■ **REQUIRED WORK**
Each entry must be given again exactly; images do not belong in the copy.

--- Start INPUT ---

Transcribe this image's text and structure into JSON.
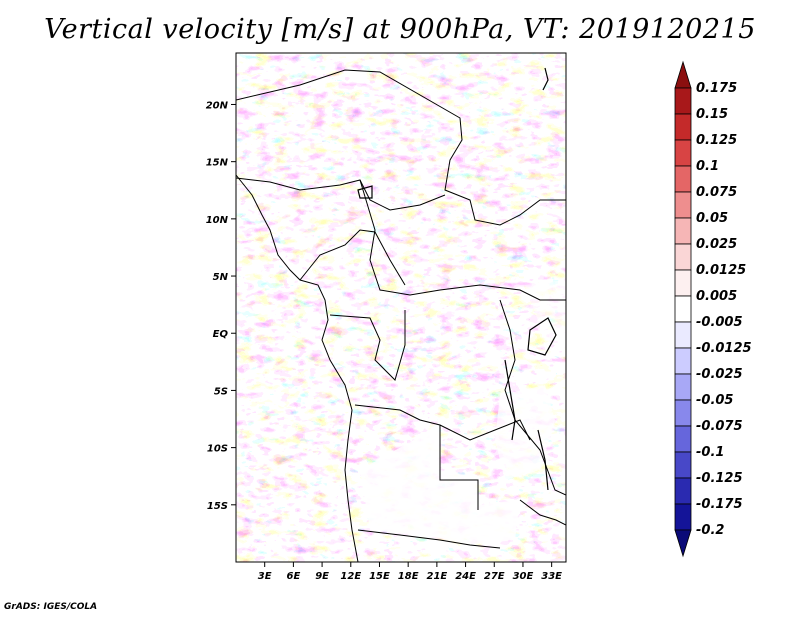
{
  "title": "Vertical velocity [m/s] at 900hPa, VT: 2019120215",
  "credit": "GrADS: IGES/COLA",
  "map": {
    "lon_range": [
      0,
      34.5
    ],
    "lat_range": [
      -20,
      24.5
    ],
    "lon_ticks": [
      "3E",
      "6E",
      "9E",
      "12E",
      "15E",
      "18E",
      "21E",
      "24E",
      "27E",
      "30E",
      "33E"
    ],
    "lon_tick_values": [
      3,
      6,
      9,
      12,
      15,
      18,
      21,
      24,
      27,
      30,
      33
    ],
    "lat_ticks": [
      "20N",
      "15N",
      "10N",
      "5N",
      "EQ",
      "5S",
      "10S",
      "15S"
    ],
    "lat_tick_values": [
      20,
      15,
      10,
      5,
      0,
      -5,
      -10,
      -15
    ]
  },
  "colorbar": {
    "labels": [
      "0.175",
      "0.15",
      "0.125",
      "0.1",
      "0.075",
      "0.05",
      "0.025",
      "0.0125",
      "0.005",
      "-0.005",
      "-0.0125",
      "-0.025",
      "-0.05",
      "-0.075",
      "-0.1",
      "-0.125",
      "-0.175",
      "-0.2"
    ],
    "colors": [
      "#8b0f0f",
      "#a8181a",
      "#c42a2a",
      "#d84444",
      "#e46666",
      "#ee8e8e",
      "#f6b6b6",
      "#fad6d6",
      "#fdf0f0",
      "#ffffff",
      "#eaeaff",
      "#ccccff",
      "#a8a8f6",
      "#8888ec",
      "#6666dc",
      "#4848c8",
      "#2a2ab0",
      "#141498",
      "#0a0a78"
    ]
  }
}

--- End INPUT ---

■ **CORRECT RESULT**
Transcribe this image's text and structure into JSON.
{
  "title": "Vertical velocity [m/s] at 900hPa, VT: 2019120215",
  "credit": "GrADS: IGES/COLA",
  "map": {
    "lon_range": [
      0,
      34.5
    ],
    "lat_range": [
      -20,
      24.5
    ],
    "lon_ticks": [
      "3E",
      "6E",
      "9E",
      "12E",
      "15E",
      "18E",
      "21E",
      "24E",
      "27E",
      "30E",
      "33E"
    ],
    "lon_tick_values": [
      3,
      6,
      9,
      12,
      15,
      18,
      21,
      24,
      27,
      30,
      33
    ],
    "lat_ticks": [
      "20N",
      "15N",
      "10N",
      "5N",
      "EQ",
      "5S",
      "10S",
      "15S"
    ],
    "lat_tick_values": [
      20,
      15,
      10,
      5,
      0,
      -5,
      -10,
      -15
    ]
  },
  "colorbar": {
    "labels": [
      "0.175",
      "0.15",
      "0.125",
      "0.1",
      "0.075",
      "0.05",
      "0.025",
      "0.0125",
      "0.005",
      "-0.005",
      "-0.0125",
      "-0.025",
      "-0.05",
      "-0.075",
      "-0.1",
      "-0.125",
      "-0.175",
      "-0.2"
    ],
    "colors": [
      "#8b0f0f",
      "#a8181a",
      "#c42a2a",
      "#d84444",
      "#e46666",
      "#ee8e8e",
      "#f6b6b6",
      "#fad6d6",
      "#fdf0f0",
      "#ffffff",
      "#eaeaff",
      "#ccccff",
      "#a8a8f6",
      "#8888ec",
      "#6666dc",
      "#4848c8",
      "#2a2ab0",
      "#141498",
      "#0a0a78"
    ]
  }
}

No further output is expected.